**What you have to do:** Gather all lines from the material that contain the word "提出问题".

>> begin Records for processing

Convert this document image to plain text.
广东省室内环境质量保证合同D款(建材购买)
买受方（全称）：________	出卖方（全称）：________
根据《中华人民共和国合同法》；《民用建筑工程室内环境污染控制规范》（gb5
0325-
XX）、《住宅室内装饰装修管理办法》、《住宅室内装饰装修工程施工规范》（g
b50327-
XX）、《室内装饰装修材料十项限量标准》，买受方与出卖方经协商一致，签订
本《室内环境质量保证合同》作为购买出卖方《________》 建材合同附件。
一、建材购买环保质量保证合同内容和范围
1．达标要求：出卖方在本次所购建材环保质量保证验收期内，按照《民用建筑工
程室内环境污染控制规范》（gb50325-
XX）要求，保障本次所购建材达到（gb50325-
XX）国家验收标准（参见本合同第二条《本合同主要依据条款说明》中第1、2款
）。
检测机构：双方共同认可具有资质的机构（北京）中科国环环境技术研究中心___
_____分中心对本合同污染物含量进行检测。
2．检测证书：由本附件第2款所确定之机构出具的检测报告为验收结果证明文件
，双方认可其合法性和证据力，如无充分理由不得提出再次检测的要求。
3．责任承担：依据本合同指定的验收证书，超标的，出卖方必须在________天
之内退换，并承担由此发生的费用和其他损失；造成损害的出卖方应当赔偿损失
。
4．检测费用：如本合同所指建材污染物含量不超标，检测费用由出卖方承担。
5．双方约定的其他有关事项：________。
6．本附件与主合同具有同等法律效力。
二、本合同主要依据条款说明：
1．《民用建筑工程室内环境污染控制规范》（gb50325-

>> end Records for processing
>> begin Records for processing

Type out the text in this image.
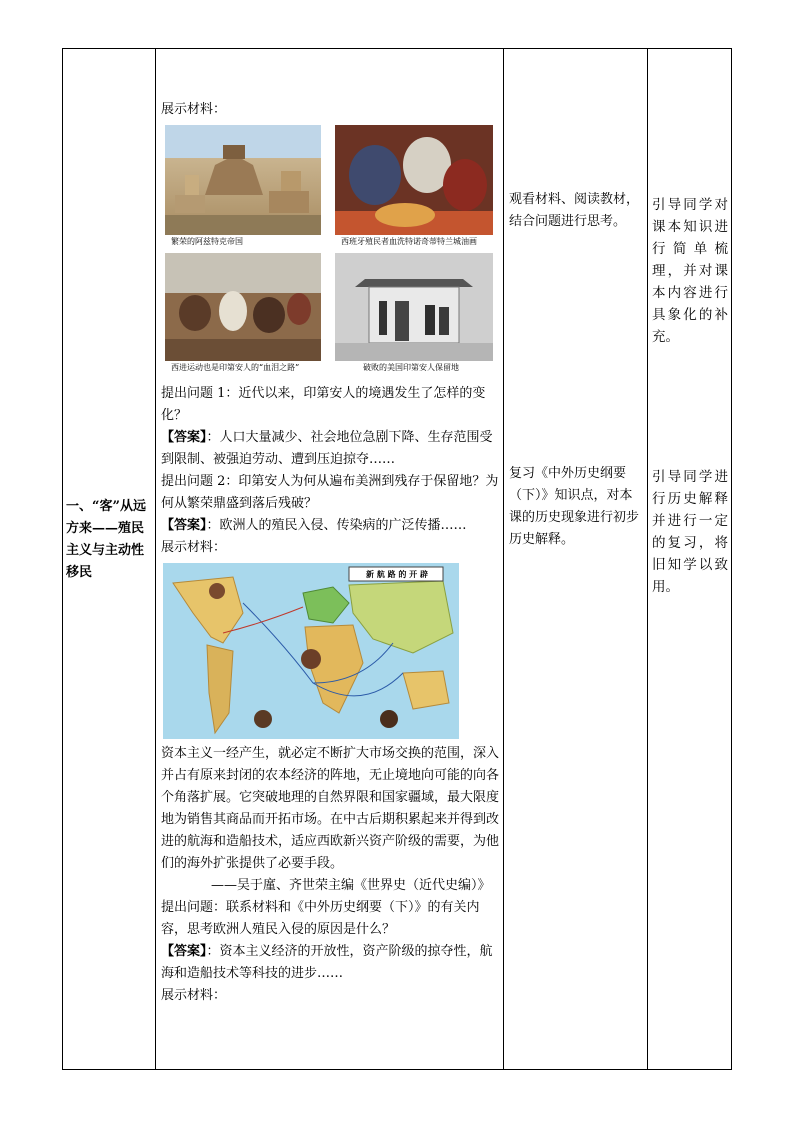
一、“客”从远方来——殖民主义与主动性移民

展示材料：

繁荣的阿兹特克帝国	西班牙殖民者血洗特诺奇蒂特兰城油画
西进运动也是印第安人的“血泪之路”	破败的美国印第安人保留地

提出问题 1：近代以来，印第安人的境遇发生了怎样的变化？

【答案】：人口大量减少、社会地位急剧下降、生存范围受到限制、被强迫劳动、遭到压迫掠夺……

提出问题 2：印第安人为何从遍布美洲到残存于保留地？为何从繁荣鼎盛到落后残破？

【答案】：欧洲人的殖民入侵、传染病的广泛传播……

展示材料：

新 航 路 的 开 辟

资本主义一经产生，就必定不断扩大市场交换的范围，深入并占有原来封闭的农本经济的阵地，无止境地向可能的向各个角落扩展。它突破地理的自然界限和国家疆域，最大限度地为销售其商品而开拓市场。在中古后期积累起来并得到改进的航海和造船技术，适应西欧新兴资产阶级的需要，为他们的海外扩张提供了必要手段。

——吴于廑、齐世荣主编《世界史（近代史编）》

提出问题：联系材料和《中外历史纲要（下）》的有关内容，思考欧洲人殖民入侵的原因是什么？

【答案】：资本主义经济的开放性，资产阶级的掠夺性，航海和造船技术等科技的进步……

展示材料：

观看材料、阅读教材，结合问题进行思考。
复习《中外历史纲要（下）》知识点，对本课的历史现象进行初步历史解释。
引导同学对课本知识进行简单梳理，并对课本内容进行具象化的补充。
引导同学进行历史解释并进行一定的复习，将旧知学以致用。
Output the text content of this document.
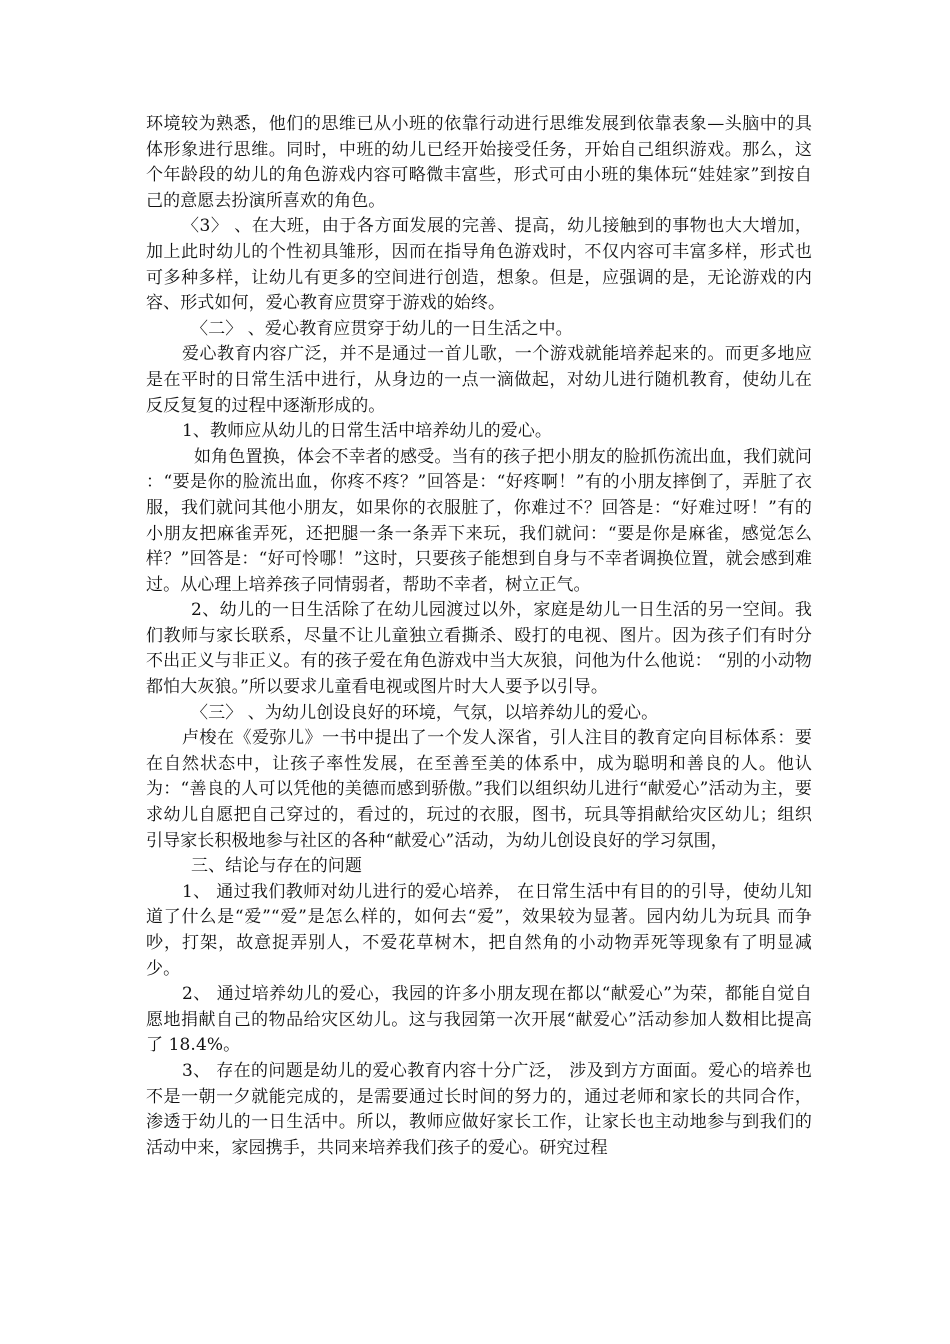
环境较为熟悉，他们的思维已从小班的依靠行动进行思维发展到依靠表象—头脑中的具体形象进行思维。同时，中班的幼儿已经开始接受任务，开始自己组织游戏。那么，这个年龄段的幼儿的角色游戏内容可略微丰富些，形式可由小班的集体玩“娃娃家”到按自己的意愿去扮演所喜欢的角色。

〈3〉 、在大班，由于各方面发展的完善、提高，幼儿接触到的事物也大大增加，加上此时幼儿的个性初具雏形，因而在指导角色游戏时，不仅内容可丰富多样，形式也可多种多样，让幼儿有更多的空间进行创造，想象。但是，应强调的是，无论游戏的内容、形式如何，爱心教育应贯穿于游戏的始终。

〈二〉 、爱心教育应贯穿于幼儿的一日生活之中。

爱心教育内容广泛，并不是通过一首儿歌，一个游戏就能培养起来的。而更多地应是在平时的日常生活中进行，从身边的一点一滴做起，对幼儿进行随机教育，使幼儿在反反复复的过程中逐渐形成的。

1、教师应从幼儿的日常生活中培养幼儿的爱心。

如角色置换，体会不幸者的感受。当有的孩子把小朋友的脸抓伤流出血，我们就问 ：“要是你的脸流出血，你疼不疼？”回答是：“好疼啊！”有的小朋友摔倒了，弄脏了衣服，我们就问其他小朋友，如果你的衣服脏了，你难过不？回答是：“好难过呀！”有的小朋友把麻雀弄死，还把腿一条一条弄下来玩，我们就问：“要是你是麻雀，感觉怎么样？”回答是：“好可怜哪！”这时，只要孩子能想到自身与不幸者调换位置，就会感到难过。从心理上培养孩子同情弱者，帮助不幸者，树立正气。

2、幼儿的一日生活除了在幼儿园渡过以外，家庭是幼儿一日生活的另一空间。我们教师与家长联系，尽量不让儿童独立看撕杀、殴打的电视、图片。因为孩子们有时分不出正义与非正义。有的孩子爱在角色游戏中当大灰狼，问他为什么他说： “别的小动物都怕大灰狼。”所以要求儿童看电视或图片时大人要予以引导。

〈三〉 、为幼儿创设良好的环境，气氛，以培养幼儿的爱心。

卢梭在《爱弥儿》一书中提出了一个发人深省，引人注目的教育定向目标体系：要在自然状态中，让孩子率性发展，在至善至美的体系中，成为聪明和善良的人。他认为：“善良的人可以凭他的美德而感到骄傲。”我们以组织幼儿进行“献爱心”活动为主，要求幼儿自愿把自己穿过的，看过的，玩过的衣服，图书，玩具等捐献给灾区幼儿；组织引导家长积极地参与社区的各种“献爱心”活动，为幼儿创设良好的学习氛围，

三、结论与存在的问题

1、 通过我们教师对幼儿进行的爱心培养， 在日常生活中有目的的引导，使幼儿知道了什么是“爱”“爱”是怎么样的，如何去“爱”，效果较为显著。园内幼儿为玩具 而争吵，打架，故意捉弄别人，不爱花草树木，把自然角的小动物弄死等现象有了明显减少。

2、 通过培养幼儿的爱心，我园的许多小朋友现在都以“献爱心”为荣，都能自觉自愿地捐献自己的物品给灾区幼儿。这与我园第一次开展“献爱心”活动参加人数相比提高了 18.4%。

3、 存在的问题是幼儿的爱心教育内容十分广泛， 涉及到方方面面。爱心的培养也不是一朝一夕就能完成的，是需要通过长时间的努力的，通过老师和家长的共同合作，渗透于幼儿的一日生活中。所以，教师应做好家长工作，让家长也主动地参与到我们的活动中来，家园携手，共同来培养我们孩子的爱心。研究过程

>> end Records for processing

**The solution:**
提出问题 1：近代以来，印第安人的境遇发生了怎样的变化？
提出问题 2：印第安人为何从遍布美洲到残存于保留地？为何从繁荣鼎盛到落后残破？
提出问题：联系材料和《中外历史纲要（下）》的有关内容，思考欧洲人殖民入侵的原因是什么？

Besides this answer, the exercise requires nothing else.